▶ [Short task]
Where a line contains the word "risk", copy that line.
==== Supplied entries ====
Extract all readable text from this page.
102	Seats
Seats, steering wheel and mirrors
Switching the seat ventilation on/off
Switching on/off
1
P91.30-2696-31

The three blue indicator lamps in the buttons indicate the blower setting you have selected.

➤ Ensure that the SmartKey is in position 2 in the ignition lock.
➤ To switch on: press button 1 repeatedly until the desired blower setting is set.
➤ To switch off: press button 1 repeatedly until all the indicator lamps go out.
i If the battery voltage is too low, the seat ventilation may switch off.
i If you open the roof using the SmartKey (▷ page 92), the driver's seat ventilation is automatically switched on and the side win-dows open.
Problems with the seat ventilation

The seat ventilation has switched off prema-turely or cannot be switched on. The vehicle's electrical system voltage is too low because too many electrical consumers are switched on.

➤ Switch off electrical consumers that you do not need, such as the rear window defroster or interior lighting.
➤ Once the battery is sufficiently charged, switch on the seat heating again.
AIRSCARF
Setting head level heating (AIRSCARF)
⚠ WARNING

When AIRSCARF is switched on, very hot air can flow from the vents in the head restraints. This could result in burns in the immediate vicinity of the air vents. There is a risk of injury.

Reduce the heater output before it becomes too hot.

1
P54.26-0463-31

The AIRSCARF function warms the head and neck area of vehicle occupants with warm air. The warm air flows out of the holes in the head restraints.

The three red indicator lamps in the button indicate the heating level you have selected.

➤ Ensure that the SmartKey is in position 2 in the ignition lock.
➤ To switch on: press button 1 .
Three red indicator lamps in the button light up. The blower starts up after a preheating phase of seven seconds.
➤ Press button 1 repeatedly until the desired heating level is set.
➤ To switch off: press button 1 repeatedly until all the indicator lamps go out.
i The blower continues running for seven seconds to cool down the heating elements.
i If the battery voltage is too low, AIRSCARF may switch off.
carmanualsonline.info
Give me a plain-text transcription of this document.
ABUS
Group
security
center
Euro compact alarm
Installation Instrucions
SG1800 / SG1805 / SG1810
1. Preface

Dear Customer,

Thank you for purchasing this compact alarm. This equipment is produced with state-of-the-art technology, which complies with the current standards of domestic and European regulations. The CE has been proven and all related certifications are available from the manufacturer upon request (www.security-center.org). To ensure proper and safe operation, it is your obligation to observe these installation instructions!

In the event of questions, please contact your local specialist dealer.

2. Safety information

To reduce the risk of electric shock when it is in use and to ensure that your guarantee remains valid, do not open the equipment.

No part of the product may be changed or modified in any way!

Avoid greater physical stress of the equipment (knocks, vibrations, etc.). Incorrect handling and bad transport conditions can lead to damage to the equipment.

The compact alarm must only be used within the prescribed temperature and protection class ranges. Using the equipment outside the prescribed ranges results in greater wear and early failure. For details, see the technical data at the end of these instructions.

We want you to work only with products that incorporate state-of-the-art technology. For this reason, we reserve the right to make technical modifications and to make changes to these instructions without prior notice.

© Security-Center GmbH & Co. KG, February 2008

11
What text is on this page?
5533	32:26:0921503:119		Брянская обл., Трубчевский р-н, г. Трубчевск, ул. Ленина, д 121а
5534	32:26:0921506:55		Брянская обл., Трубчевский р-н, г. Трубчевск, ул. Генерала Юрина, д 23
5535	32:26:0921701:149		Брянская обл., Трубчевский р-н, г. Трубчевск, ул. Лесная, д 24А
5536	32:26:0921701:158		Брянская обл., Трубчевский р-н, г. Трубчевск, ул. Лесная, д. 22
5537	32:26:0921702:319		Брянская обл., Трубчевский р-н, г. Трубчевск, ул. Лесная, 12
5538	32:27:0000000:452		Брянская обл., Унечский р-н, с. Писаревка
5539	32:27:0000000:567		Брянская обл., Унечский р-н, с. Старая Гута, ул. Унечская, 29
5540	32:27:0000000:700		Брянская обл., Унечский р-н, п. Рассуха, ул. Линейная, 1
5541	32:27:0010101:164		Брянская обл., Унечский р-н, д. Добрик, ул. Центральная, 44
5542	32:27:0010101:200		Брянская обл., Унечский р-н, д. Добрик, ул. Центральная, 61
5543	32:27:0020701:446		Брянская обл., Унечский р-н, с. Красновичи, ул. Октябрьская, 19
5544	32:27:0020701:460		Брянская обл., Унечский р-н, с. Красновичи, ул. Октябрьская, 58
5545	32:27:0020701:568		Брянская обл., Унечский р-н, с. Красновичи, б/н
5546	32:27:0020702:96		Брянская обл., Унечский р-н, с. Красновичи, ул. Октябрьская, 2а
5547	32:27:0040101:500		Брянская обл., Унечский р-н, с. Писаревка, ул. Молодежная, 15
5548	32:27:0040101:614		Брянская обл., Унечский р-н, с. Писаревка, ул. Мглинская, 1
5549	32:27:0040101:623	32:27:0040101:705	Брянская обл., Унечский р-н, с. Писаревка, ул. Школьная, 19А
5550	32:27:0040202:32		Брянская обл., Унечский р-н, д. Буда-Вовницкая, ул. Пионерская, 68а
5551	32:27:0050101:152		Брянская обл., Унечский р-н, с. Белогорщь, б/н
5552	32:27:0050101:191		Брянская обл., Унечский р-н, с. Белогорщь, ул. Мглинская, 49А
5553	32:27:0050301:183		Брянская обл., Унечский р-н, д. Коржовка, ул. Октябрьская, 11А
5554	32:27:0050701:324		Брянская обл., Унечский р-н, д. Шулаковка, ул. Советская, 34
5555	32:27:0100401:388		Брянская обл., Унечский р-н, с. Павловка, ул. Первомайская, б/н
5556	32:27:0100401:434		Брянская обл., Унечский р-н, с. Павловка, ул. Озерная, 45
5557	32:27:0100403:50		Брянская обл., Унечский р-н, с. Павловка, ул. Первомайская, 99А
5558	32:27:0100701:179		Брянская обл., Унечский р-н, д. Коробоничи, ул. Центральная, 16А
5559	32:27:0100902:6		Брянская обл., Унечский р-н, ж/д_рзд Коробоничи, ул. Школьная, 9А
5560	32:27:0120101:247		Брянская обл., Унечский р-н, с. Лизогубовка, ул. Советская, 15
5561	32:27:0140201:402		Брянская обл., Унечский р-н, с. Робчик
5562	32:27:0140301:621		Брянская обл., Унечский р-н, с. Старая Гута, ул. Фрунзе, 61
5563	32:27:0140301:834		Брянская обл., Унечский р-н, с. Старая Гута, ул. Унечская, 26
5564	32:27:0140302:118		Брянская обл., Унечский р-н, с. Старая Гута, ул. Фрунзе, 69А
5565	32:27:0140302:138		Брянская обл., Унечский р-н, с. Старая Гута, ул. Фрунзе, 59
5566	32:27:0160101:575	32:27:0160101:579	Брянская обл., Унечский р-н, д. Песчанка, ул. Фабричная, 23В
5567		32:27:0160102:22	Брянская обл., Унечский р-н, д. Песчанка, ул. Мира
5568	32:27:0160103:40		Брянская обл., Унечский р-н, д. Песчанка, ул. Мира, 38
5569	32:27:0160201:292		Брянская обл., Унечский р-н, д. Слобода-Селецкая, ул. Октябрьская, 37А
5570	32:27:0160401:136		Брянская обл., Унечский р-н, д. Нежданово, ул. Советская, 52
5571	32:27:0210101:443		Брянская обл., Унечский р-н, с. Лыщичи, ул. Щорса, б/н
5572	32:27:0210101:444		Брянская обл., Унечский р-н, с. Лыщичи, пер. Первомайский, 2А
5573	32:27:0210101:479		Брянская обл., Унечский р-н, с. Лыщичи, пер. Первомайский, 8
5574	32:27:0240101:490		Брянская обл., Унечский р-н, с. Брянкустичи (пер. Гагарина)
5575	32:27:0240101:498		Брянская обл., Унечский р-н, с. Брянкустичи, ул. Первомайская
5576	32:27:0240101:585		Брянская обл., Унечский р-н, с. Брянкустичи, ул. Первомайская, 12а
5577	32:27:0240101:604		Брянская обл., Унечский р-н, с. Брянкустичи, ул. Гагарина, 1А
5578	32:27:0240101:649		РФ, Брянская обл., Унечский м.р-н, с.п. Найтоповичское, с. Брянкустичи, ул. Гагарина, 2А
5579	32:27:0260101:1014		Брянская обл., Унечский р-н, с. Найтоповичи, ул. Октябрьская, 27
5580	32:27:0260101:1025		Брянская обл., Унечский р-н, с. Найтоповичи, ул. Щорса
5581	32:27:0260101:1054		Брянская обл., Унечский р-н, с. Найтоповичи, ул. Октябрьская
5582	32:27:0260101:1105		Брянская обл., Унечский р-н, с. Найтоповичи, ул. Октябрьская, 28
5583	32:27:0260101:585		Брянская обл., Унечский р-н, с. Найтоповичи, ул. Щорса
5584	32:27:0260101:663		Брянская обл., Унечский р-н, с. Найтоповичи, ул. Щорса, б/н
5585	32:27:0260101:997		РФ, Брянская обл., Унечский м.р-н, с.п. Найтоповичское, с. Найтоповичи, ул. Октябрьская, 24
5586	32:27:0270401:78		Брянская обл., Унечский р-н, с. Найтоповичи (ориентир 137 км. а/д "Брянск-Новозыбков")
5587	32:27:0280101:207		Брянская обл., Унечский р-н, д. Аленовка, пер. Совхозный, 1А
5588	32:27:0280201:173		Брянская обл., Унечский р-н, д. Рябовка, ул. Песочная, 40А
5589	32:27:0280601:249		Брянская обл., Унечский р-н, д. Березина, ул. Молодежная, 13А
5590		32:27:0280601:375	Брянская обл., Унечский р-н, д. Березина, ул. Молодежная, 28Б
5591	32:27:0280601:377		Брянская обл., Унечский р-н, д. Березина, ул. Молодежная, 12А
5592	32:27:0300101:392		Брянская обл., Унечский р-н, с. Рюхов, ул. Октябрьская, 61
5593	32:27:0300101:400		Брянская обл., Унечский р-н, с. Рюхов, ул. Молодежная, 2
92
====
▶ [Answer to this exercise]
When AIRSCARF is switched on, very hot air can flow from the vents in the head restraints. This could result in burns in the immediate vicinity of the air vents. There is a risk of injury.
To reduce the risk of electric shock when it is in use and to ensure that your guarantee remains valid, do not open the equipment.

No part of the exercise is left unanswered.